PROBLEM DETAILS: Restate the listing that follows word for word, without its pictures.

Source data:
- - - - - - -
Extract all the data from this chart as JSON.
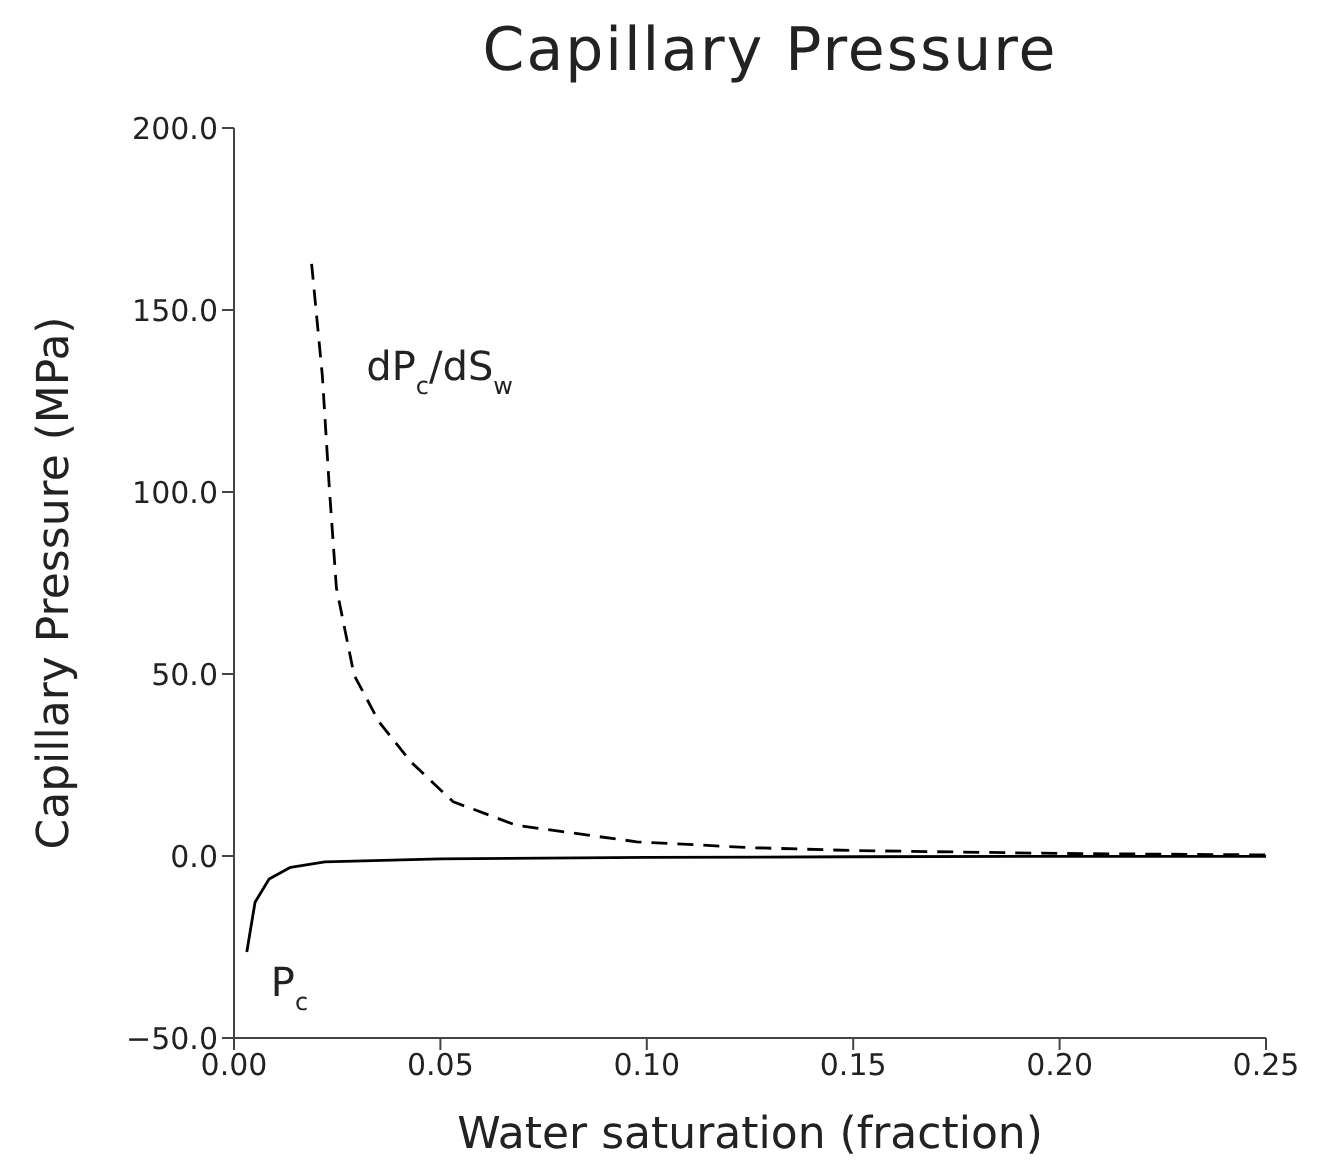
{
  "chart_data": {
    "type": "line",
    "title": "Capillary Pressure",
    "xlabel": "Water saturation (fraction)",
    "ylabel": "Capillary Pressure (MPa)",
    "xlim": [
      0,
      0.25
    ],
    "ylim": [
      -50,
      200
    ],
    "xticks": [
      {
        "value": 0,
        "label": "0.00"
      },
      {
        "value": 0.05,
        "label": "0.05"
      },
      {
        "value": 0.1,
        "label": "0.10"
      },
      {
        "value": 0.15,
        "label": "0.15"
      },
      {
        "value": 0.2,
        "label": "0.20"
      },
      {
        "value": 0.25,
        "label": "0.25"
      }
    ],
    "yticks": [
      {
        "value": -50,
        "label": "−50.0"
      },
      {
        "value": 0,
        "label": "0.0"
      },
      {
        "value": 50,
        "label": "50.0"
      },
      {
        "value": 100,
        "label": "100.0"
      },
      {
        "value": 150,
        "label": "150.0"
      },
      {
        "value": 200,
        "label": "200.0"
      }
    ],
    "grid": false,
    "legend": false,
    "marker": "none",
    "series": [
      {
        "name": "dP$_{c}$/dS$_{w}$",
        "color": "#000000",
        "line_style": "dashed",
        "x": [
          0.0188,
          0.0214,
          0.0231,
          0.0248,
          0.0291,
          0.0351,
          0.0428,
          0.0531,
          0.0685,
          0.0976,
          0.125,
          0.15,
          0.2,
          0.25
        ],
        "values": [
          162.7,
          132,
          101,
          73.7,
          49.7,
          36.9,
          25.9,
          14.9,
          8.4,
          3.9,
          2.3,
          1.5,
          0.7,
          0.3
        ]
      },
      {
        "name": "P$_{c}$",
        "color": "#000000",
        "line_style": "solid",
        "x": [
          0.0031,
          0.0051,
          0.0085,
          0.0137,
          0.022,
          0.05,
          0.1,
          0.15,
          0.2,
          0.25
        ],
        "values": [
          -26.4,
          -12.7,
          -6.3,
          -3.1,
          -1.6,
          -0.8,
          -0.4,
          -0.2,
          -0.1,
          -0.1
        ]
      }
    ]
  }
}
- - - - - - -
RESPONSE TO THE EXERCISE:
Extract all the data from this chart as JSON.
{
  "chart_data": {
    "type": "line",
    "title": "Capillary Pressure",
    "xlabel": "Water saturation (fraction)",
    "ylabel": "Capillary Pressure (MPa)",
    "xlim": [
      0,
      0.25
    ],
    "ylim": [
      -50,
      200
    ],
    "xticks": [
      {
        "value": 0,
        "label": "0.00"
      },
      {
        "value": 0.05,
        "label": "0.05"
      },
      {
        "value": 0.1,
        "label": "0.10"
      },
      {
        "value": 0.15,
        "label": "0.15"
      },
      {
        "value": 0.2,
        "label": "0.20"
      },
      {
        "value": 0.25,
        "label": "0.25"
      }
    ],
    "yticks": [
      {
        "value": -50,
        "label": "−50.0"
      },
      {
        "value": 0,
        "label": "0.0"
      },
      {
        "value": 50,
        "label": "50.0"
      },
      {
        "value": 100,
        "label": "100.0"
      },
      {
        "value": 150,
        "label": "150.0"
      },
      {
        "value": 200,
        "label": "200.0"
      }
    ],
    "grid": false,
    "legend": false,
    "marker": "none",
    "series": [
      {
        "name": "dP$_{c}$/dS$_{w}$",
        "color": "#000000",
        "line_style": "dashed",
        "x": [
          0.0188,
          0.0214,
          0.0231,
          0.0248,
          0.0291,
          0.0351,
          0.0428,
          0.0531,
          0.0685,
          0.0976,
          0.125,
          0.15,
          0.2,
          0.25
        ],
        "values": [
          162.7,
          132,
          101,
          73.7,
          49.7,
          36.9,
          25.9,
          14.9,
          8.4,
          3.9,
          2.3,
          1.5,
          0.7,
          0.3
        ]
      },
      {
        "name": "P$_{c}$",
        "color": "#000000",
        "line_style": "solid",
        "x": [
          0.0031,
          0.0051,
          0.0085,
          0.0137,
          0.022,
          0.05,
          0.1,
          0.15,
          0.2,
          0.25
        ],
        "values": [
          -26.4,
          -12.7,
          -6.3,
          -3.1,
          -1.6,
          -0.8,
          -0.4,
          -0.2,
          -0.1,
          -0.1
        ]
      }
    ]
  }
}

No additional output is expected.